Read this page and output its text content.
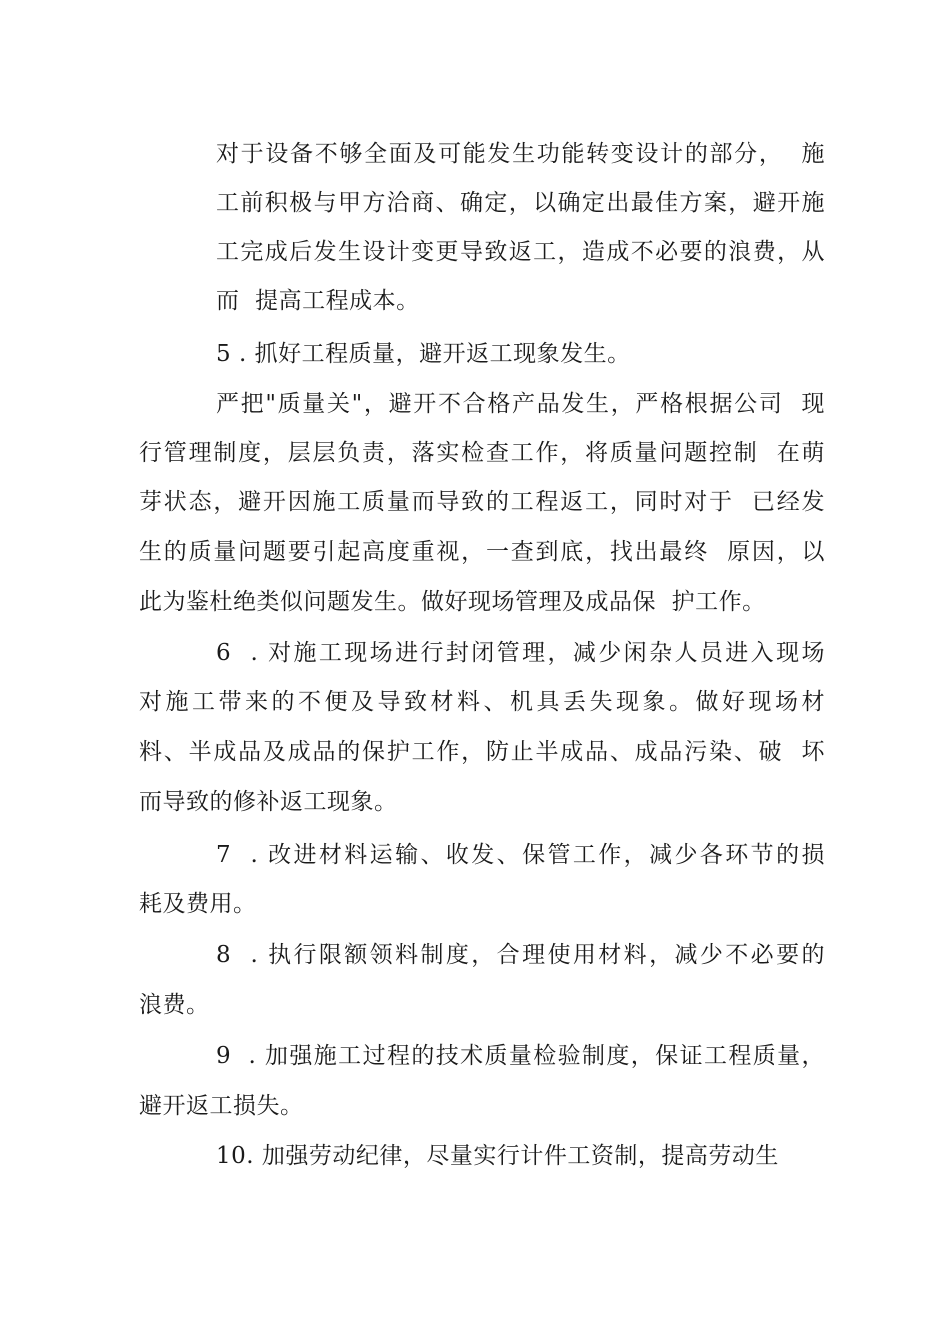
对于设备不够全面及可能发生功能转变设计的部分，  施
工前积极与甲方洽商、确定，以确定出最佳方案，避开施
工完成后发生设计变更导致返工，造成不必要的浪费，从
而  提高工程成本。
5 . 抓好工程质量，避开返工现象发生。
严把"质量关"，避开不合格产品发生，严格根据公司  现
行管理制度，层层负责，落实检查工作，将质量问题控制  在萌
芽状态，避开因施工质量而导致的工程返工，同时对于  已经发
生的质量问题要引起高度重视，一查到底，找出最终  原因，以
此为鉴杜绝类似问题发生。做好现场管理及成品保  护工作。
6  . 对施工现场进行封闭管理，减少闲杂人员进入现场
对施工带来的不便及导致材料、机具丢失现象。做好现场材
料、半成品及成品的保护工作，防止半成品、成品污染、破  坏
而导致的修补返工现象。
7  . 改进材料运输、收发、保管工作，减少各环节的损
耗及费用。
8  . 执行限额领料制度，合理使用材料，减少不必要的
浪费。
9  . 加强施工过程的技术质量检验制度，保证工程质量，
避开返工损失。
10. 加强劳动纪律，尽量实行计件工资制，提高劳动生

* To do:
Transcribe the whole listing exactly. Pictures are excluded.

* Task response:
Read this page and output its text content.
对于设备不够全面及可能发生功能转变设计的部分，  施
工前积极与甲方洽商、确定，以确定出最佳方案，避开施
工完成后发生设计变更导致返工，造成不必要的浪费，从
而  提高工程成本。
5 . 抓好工程质量，避开返工现象发生。
严把"质量关"，避开不合格产品发生，严格根据公司  现
行管理制度，层层负责，落实检查工作，将质量问题控制  在萌
芽状态，避开因施工质量而导致的工程返工，同时对于  已经发
生的质量问题要引起高度重视，一查到底，找出最终  原因，以
此为鉴杜绝类似问题发生。做好现场管理及成品保  护工作。
6  . 对施工现场进行封闭管理，减少闲杂人员进入现场
对施工带来的不便及导致材料、机具丢失现象。做好现场材
料、半成品及成品的保护工作，防止半成品、成品污染、破  坏
而导致的修补返工现象。
7  . 改进材料运输、收发、保管工作，减少各环节的损
耗及费用。
8  . 执行限额领料制度，合理使用材料，减少不必要的
浪费。
9  . 加强施工过程的技术质量检验制度，保证工程质量，
避开返工损失。
10. 加强劳动纪律，尽量实行计件工资制，提高劳动生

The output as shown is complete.